> Aim of the exercise:
Your task is to repeat the lines below exactly, excluding any pictures they contain.

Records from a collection
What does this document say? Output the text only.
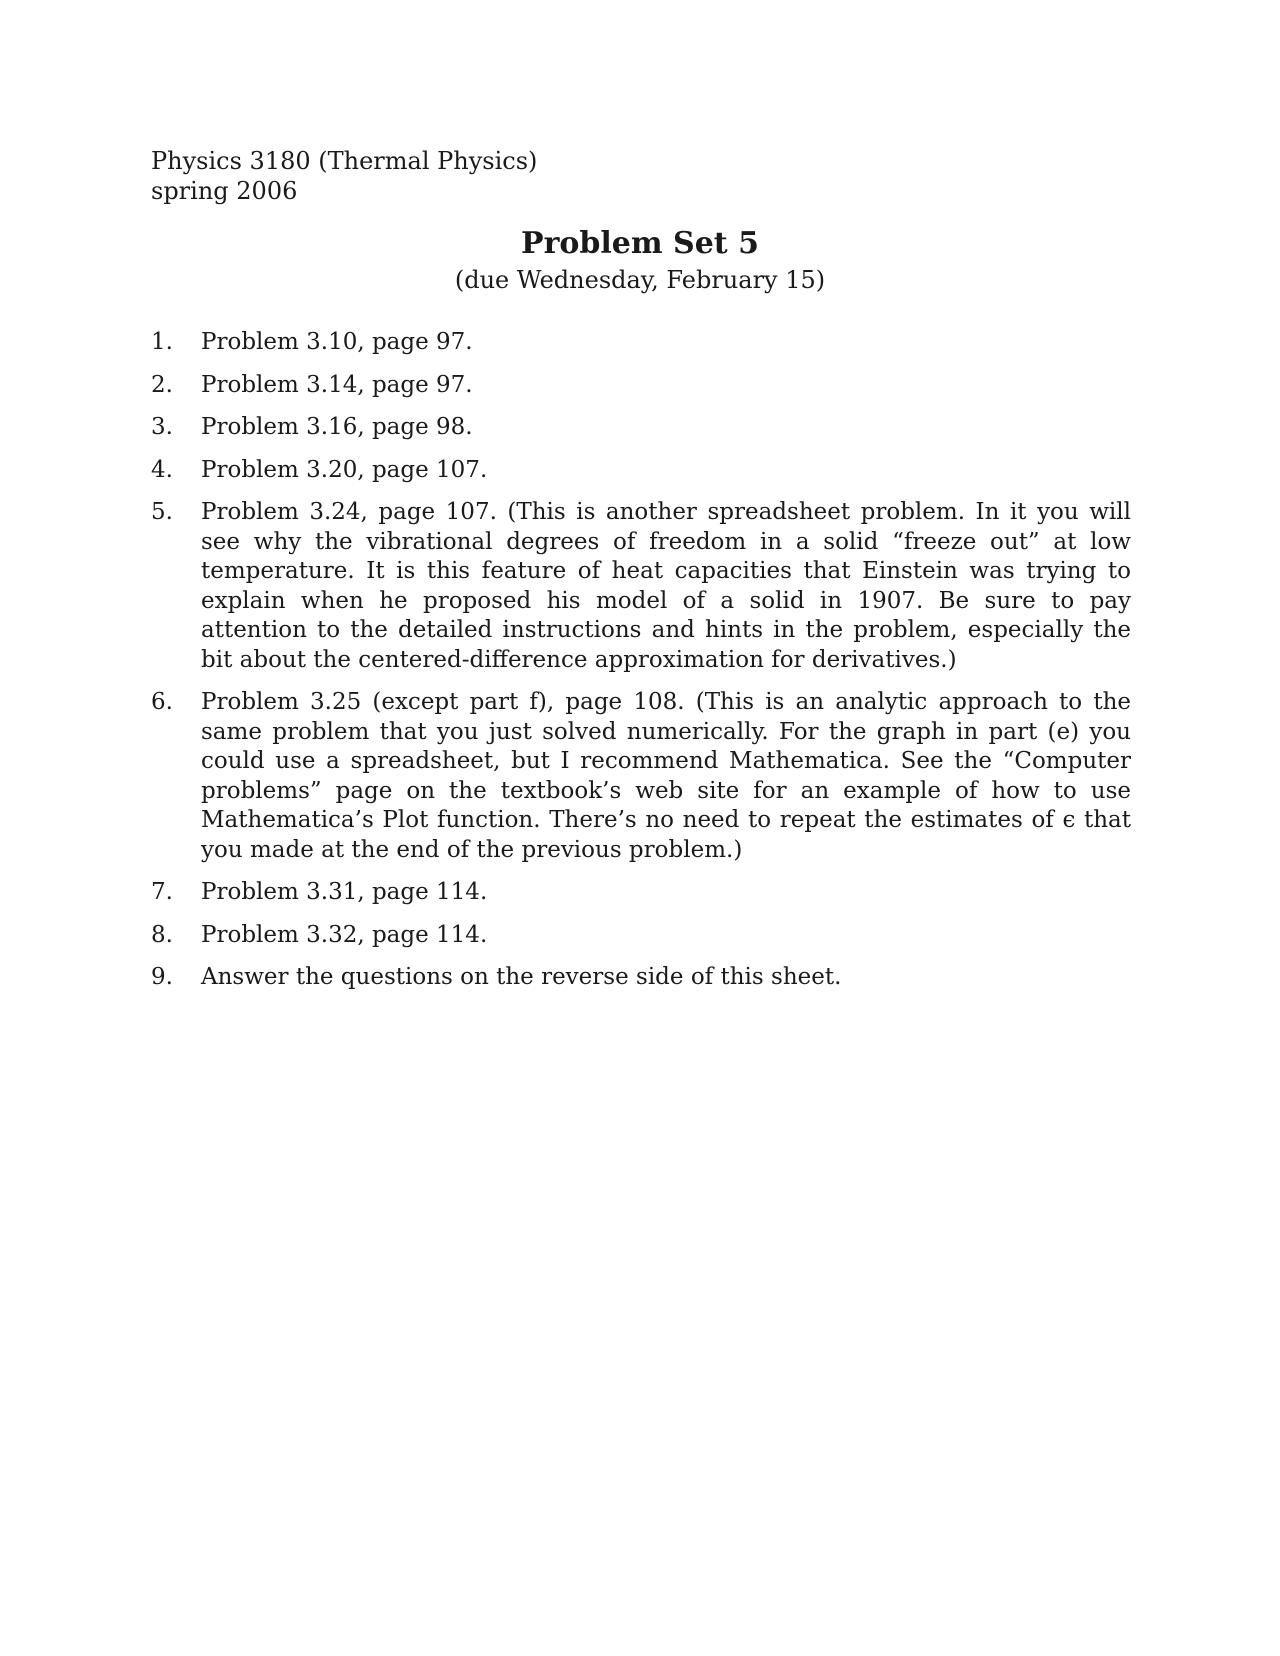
Physics 3180 (Thermal Physics)
spring 2006
Problem Set 5
(due Wednesday, February 15)
1.	Problem 3.10, page 97.
2.	Problem 3.14, page 97.
3.	Problem 3.16, page 98.
4.	Problem 3.20, page 107.
5.	Problem 3.24, page 107. (This is another spreadsheet problem. In it you will see why the vibrational degrees of freedom in a solid “freeze out” at low temperature. It is this feature of heat capacities that Einstein was trying to explain when he proposed his model of a solid in 1907. Be sure to pay attention to the detailed instructions and hints in the problem, especially the bit about the centered-difference approximation for derivatives.)
6.	Problem 3.25 (except part f), page 108. (This is an analytic approach to the same problem that you just solved numerically. For the graph in part (e) you could use a spreadsheet, but I recommend Mathematica. See the “Computer problems” page on the textbook’s web site for an example of how to use Mathematica’s Plot function. There’s no need to repeat the estimates of ϵ that you made at the end of the previous problem.)
7.	Problem 3.31, page 114.
8.	Problem 3.32, page 114.
9.	Answer the questions on the reverse side of this sheet.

> Output for this task:
What does this document say? Output the text only.
Physics 3180 (Thermal Physics)
spring 2006
Problem Set 5
(due Wednesday, February 15)
1.	Problem 3.10, page 97.
2.	Problem 3.14, page 97.
3.	Problem 3.16, page 98.
4.	Problem 3.20, page 107.
5.	Problem 3.24, page 107. (This is another spreadsheet problem. In it you will see why the vibrational degrees of freedom in a solid “freeze out” at low temperature. It is this feature of heat capacities that Einstein was trying to explain when he proposed his model of a solid in 1907. Be sure to pay attention to the detailed instructions and hints in the problem, especially the bit about the centered-difference approximation for derivatives.)
6.	Problem 3.25 (except part f), page 108. (This is an analytic approach to the same problem that you just solved numerically. For the graph in part (e) you could use a spreadsheet, but I recommend Mathematica. See the “Computer problems” page on the textbook’s web site for an example of how to use Mathematica’s Plot function. There’s no need to repeat the estimates of ϵ that you made at the end of the previous problem.)
7.	Problem 3.31, page 114.
8.	Problem 3.32, page 114.
9.	Answer the questions on the reverse side of this sheet.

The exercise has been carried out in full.